[Data entries]
+++

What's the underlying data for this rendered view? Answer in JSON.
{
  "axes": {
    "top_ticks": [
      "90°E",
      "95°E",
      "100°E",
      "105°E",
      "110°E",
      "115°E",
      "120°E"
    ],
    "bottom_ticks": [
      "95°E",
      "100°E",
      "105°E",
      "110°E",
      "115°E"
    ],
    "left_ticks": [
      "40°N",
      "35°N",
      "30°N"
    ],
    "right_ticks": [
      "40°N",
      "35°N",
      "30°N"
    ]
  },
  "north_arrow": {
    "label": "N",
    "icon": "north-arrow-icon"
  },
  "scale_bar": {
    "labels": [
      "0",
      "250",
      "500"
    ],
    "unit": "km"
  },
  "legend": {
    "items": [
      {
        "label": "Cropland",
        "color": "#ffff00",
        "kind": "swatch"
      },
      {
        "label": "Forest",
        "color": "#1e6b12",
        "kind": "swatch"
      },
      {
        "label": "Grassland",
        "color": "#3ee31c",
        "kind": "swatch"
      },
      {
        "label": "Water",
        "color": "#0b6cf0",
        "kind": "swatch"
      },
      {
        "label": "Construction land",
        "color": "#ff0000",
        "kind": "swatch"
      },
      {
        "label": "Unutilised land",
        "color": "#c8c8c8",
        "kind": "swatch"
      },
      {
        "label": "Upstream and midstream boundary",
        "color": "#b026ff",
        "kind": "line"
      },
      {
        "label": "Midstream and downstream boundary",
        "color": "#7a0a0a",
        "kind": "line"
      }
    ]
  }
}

+++

> PROBLEM DESCRIPTION: Without leaving anything out, give the entries again exactly.

> RESULT OF THE EXERCISE:
What's the underlying data for this rendered view? Answer in JSON.
{
  "axes": {
    "top_ticks": [
      "90°E",
      "95°E",
      "100°E",
      "105°E",
      "110°E",
      "115°E",
      "120°E"
    ],
    "bottom_ticks": [
      "95°E",
      "100°E",
      "105°E",
      "110°E",
      "115°E"
    ],
    "left_ticks": [
      "40°N",
      "35°N",
      "30°N"
    ],
    "right_ticks": [
      "40°N",
      "35°N",
      "30°N"
    ]
  },
  "north_arrow": {
    "label": "N",
    "icon": "north-arrow-icon"
  },
  "scale_bar": {
    "labels": [
      "0",
      "250",
      "500"
    ],
    "unit": "km"
  },
  "legend": {
    "items": [
      {
        "label": "Cropland",
        "color": "#ffff00",
        "kind": "swatch"
      },
      {
        "label": "Forest",
        "color": "#1e6b12",
        "kind": "swatch"
      },
      {
        "label": "Grassland",
        "color": "#3ee31c",
        "kind": "swatch"
      },
      {
        "label": "Water",
        "color": "#0b6cf0",
        "kind": "swatch"
      },
      {
        "label": "Construction land",
        "color": "#ff0000",
        "kind": "swatch"
      },
      {
        "label": "Unutilised land",
        "color": "#c8c8c8",
        "kind": "swatch"
      },
      {
        "label": "Upstream and midstream boundary",
        "color": "#b026ff",
        "kind": "line"
      },
      {
        "label": "Midstream and downstream boundary",
        "color": "#7a0a0a",
        "kind": "line"
      }
    ]
  }
}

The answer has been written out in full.